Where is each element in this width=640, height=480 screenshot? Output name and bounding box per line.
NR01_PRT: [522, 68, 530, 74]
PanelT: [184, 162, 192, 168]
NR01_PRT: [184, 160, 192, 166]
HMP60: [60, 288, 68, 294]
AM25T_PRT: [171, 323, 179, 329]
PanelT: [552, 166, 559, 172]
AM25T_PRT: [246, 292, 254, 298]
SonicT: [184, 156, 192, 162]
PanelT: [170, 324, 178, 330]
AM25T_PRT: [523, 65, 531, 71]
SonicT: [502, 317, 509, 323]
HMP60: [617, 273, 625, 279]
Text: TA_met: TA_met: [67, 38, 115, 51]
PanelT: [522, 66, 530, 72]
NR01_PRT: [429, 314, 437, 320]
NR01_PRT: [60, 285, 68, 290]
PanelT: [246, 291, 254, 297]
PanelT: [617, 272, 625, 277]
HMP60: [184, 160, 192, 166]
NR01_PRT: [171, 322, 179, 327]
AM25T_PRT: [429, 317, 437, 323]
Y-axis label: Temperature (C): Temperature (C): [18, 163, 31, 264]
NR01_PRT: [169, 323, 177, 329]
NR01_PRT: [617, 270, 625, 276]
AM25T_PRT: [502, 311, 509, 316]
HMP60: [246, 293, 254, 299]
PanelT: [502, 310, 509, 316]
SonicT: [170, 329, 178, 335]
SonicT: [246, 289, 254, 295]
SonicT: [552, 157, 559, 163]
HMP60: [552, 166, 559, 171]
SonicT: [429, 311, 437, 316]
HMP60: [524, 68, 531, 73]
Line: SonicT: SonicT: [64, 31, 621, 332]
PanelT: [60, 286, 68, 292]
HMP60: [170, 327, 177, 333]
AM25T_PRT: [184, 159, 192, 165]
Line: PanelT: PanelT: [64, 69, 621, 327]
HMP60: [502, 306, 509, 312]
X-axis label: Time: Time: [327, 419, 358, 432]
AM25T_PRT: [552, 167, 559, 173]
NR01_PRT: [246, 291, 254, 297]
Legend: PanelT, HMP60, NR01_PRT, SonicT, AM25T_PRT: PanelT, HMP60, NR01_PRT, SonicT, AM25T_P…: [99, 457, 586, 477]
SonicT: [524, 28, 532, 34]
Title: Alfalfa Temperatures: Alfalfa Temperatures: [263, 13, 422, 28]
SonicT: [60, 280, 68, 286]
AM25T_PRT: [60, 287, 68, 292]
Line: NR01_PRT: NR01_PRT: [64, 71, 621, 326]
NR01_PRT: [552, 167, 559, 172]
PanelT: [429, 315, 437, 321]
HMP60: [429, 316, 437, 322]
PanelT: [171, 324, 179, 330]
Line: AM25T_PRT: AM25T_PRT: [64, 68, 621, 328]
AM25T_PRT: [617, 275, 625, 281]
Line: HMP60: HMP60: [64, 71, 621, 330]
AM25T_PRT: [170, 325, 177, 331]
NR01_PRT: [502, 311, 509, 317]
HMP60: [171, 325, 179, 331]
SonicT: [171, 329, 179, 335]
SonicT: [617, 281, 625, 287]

(Problem to solve)
Can you copy out all of the rows above, line for line and unchanged?

(Solution to this exercise)
Where is each element in this width=640, height=480 screenshot? Output name and bounding box per line.
NR01_PRT: [522, 68, 530, 74]
PanelT: [184, 162, 192, 168]
NR01_PRT: [184, 160, 192, 166]
HMP60: [60, 288, 68, 294]
AM25T_PRT: [171, 323, 179, 329]
PanelT: [552, 166, 559, 172]
AM25T_PRT: [246, 292, 254, 298]
SonicT: [184, 156, 192, 162]
PanelT: [170, 324, 178, 330]
AM25T_PRT: [523, 65, 531, 71]
SonicT: [502, 317, 509, 323]
HMP60: [617, 273, 625, 279]
Text: TA_met: TA_met: [67, 38, 115, 51]
PanelT: [522, 66, 530, 72]
NR01_PRT: [429, 314, 437, 320]
NR01_PRT: [60, 285, 68, 290]
PanelT: [246, 291, 254, 297]
PanelT: [617, 272, 625, 277]
HMP60: [184, 160, 192, 166]
NR01_PRT: [171, 322, 179, 327]
AM25T_PRT: [429, 317, 437, 323]
Y-axis label: Temperature (C): Temperature (C): [18, 163, 31, 264]
NR01_PRT: [169, 323, 177, 329]
NR01_PRT: [617, 270, 625, 276]
AM25T_PRT: [502, 311, 509, 316]
HMP60: [246, 293, 254, 299]
PanelT: [502, 310, 509, 316]
SonicT: [170, 329, 178, 335]
SonicT: [246, 289, 254, 295]
SonicT: [552, 157, 559, 163]
HMP60: [552, 166, 559, 171]
SonicT: [429, 311, 437, 316]
HMP60: [524, 68, 531, 73]
Line: SonicT: SonicT: [64, 31, 621, 332]
PanelT: [60, 286, 68, 292]
HMP60: [170, 327, 177, 333]
AM25T_PRT: [184, 159, 192, 165]
Line: PanelT: PanelT: [64, 69, 621, 327]
HMP60: [502, 306, 509, 312]
X-axis label: Time: Time: [327, 419, 358, 432]
AM25T_PRT: [552, 167, 559, 173]
NR01_PRT: [246, 291, 254, 297]
Legend: PanelT, HMP60, NR01_PRT, SonicT, AM25T_PRT: PanelT, HMP60, NR01_PRT, SonicT, AM25T_P…: [99, 457, 586, 477]
SonicT: [524, 28, 532, 34]
Title: Alfalfa Temperatures: Alfalfa Temperatures: [263, 13, 422, 28]
SonicT: [60, 280, 68, 286]
AM25T_PRT: [60, 287, 68, 292]
Line: NR01_PRT: NR01_PRT: [64, 71, 621, 326]
NR01_PRT: [552, 167, 559, 172]
PanelT: [429, 315, 437, 321]
HMP60: [429, 316, 437, 322]
PanelT: [171, 324, 179, 330]
Line: AM25T_PRT: AM25T_PRT: [64, 68, 621, 328]
AM25T_PRT: [617, 275, 625, 281]
Line: HMP60: HMP60: [64, 71, 621, 330]
AM25T_PRT: [170, 325, 177, 331]
NR01_PRT: [502, 311, 509, 317]
HMP60: [171, 325, 179, 331]
SonicT: [171, 329, 179, 335]
SonicT: [617, 281, 625, 287]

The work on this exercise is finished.